━━━━━ Records for processing

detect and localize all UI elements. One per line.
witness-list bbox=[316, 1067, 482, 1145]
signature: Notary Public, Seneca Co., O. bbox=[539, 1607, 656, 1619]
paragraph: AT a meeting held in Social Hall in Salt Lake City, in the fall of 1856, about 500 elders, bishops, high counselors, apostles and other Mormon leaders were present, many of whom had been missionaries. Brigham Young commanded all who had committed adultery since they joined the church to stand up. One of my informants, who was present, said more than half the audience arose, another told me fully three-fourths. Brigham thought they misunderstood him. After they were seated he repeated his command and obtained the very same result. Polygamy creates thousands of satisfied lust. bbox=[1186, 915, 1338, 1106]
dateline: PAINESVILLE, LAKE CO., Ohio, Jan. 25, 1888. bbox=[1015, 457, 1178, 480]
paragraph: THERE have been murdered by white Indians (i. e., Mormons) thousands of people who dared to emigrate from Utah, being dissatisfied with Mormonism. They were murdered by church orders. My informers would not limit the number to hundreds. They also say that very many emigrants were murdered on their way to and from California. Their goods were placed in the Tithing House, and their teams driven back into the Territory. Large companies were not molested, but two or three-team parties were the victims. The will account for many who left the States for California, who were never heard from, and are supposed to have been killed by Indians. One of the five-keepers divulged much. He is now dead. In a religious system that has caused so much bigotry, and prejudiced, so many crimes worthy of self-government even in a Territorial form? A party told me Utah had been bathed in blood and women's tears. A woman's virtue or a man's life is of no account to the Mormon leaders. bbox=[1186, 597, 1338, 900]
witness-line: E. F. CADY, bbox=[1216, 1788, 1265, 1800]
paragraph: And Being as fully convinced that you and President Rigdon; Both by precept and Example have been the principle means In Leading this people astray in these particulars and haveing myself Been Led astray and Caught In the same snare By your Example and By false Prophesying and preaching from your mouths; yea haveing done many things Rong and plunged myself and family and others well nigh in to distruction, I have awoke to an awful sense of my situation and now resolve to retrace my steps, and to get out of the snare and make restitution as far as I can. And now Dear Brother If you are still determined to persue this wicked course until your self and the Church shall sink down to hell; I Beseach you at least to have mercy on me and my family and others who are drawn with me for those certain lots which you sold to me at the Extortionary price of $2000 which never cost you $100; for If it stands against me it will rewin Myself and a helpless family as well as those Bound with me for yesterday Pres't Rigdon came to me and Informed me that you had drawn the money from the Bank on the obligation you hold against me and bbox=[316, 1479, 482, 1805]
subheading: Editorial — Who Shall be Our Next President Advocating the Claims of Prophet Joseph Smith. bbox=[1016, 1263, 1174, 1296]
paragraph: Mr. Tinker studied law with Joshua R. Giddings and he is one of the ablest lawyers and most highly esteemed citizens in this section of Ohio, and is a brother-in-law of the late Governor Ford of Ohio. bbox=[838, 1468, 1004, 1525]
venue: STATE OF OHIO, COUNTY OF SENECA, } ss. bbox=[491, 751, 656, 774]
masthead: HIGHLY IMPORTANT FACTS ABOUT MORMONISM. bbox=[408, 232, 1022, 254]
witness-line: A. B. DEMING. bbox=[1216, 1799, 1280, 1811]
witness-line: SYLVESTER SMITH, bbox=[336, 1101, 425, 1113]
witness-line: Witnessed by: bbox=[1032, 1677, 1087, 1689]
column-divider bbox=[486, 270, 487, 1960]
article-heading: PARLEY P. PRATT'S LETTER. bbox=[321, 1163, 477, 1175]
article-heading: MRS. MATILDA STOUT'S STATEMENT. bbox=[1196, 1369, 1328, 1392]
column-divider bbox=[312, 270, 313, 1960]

━━━━━━━━━━

**To be done:** Copy every row above, character for character, with no alterations.

**Output for this task:**
detect and localize all UI elements. One per line.
witness-list bbox=[316, 1067, 482, 1145]
signature: Notary Public, Seneca Co., O. bbox=[539, 1607, 656, 1619]
paragraph: AT a meeting held in Social Hall in Salt Lake City, in the fall of 1856, about 500 elders, bishops, high counselors, apostles and other Mormon leaders were present, many of whom had been missionaries. Brigham Young commanded all who had committed adultery since they joined the church to stand up. One of my informants, who was present, said more than half the audience arose, another told me fully three-fourths. Brigham thought they misunderstood him. After they were seated he repeated his command and obtained the very same result. Polygamy creates thousands of satisfied lust. bbox=[1186, 915, 1338, 1106]
dateline: PAINESVILLE, LAKE CO., Ohio, Jan. 25, 1888. bbox=[1015, 457, 1178, 480]
paragraph: THERE have been murdered by white Indians (i. e., Mormons) thousands of people who dared to emigrate from Utah, being dissatisfied with Mormonism. They were murdered by church orders. My informers would not limit the number to hundreds. They also say that very many emigrants were murdered on their way to and from California. Their goods were placed in the Tithing House, and their teams driven back into the Territory. Large companies were not molested, but two or three-team parties were the victims. The will account for many who left the States for California, who were never heard from, and are supposed to have been killed by Indians. One of the five-keepers divulged much. He is now dead. In a religious system that has caused so much bigotry, and prejudiced, so many crimes worthy of self-government even in a Territorial form? A party told me Utah had been bathed in blood and women's tears. A woman's virtue or a man's life is of no account to the Mormon leaders. bbox=[1186, 597, 1338, 900]
witness-line: E. F. CADY, bbox=[1216, 1788, 1265, 1800]
paragraph: And Being as fully convinced that you and President Rigdon; Both by precept and Example have been the principle means In Leading this people astray in these particulars and haveing myself Been Led astray and Caught In the same snare By your Example and By false Prophesying and preaching from your mouths; yea haveing done many things Rong and plunged myself and family and others well nigh in to distruction, I have awoke to an awful sense of my situation and now resolve to retrace my steps, and to get out of the snare and make restitution as far as I can. And now Dear Brother If you are still determined to persue this wicked course until your self and the Church shall sink down to hell; I Beseach you at least to have mercy on me and my family and others who are drawn with me for those certain lots which you sold to me at the Extortionary price of $2000 which never cost you $100; for If it stands against me it will rewin Myself and a helpless family as well as those Bound with me for yesterday Pres't Rigdon came to me and Informed me that you had drawn the money from the Bank on the obligation you hold against me and bbox=[316, 1479, 482, 1805]
subheading: Editorial — Who Shall be Our Next President Advocating the Claims of Prophet Joseph Smith. bbox=[1016, 1263, 1174, 1296]
paragraph: Mr. Tinker studied law with Joshua R. Giddings and he is one of the ablest lawyers and most highly esteemed citizens in this section of Ohio, and is a brother-in-law of the late Governor Ford of Ohio. bbox=[838, 1468, 1004, 1525]
venue: STATE OF OHIO, COUNTY OF SENECA, } ss. bbox=[491, 751, 656, 774]
masthead: HIGHLY IMPORTANT FACTS ABOUT MORMONISM. bbox=[408, 232, 1022, 254]
witness-line: A. B. DEMING. bbox=[1216, 1799, 1280, 1811]
witness-line: SYLVESTER SMITH, bbox=[336, 1101, 425, 1113]
witness-line: Witnessed by: bbox=[1032, 1677, 1087, 1689]
column-divider bbox=[486, 270, 487, 1960]
article-heading: PARLEY P. PRATT'S LETTER. bbox=[321, 1163, 477, 1175]
article-heading: MRS. MATILDA STOUT'S STATEMENT. bbox=[1196, 1369, 1328, 1392]
column-divider bbox=[312, 270, 313, 1960]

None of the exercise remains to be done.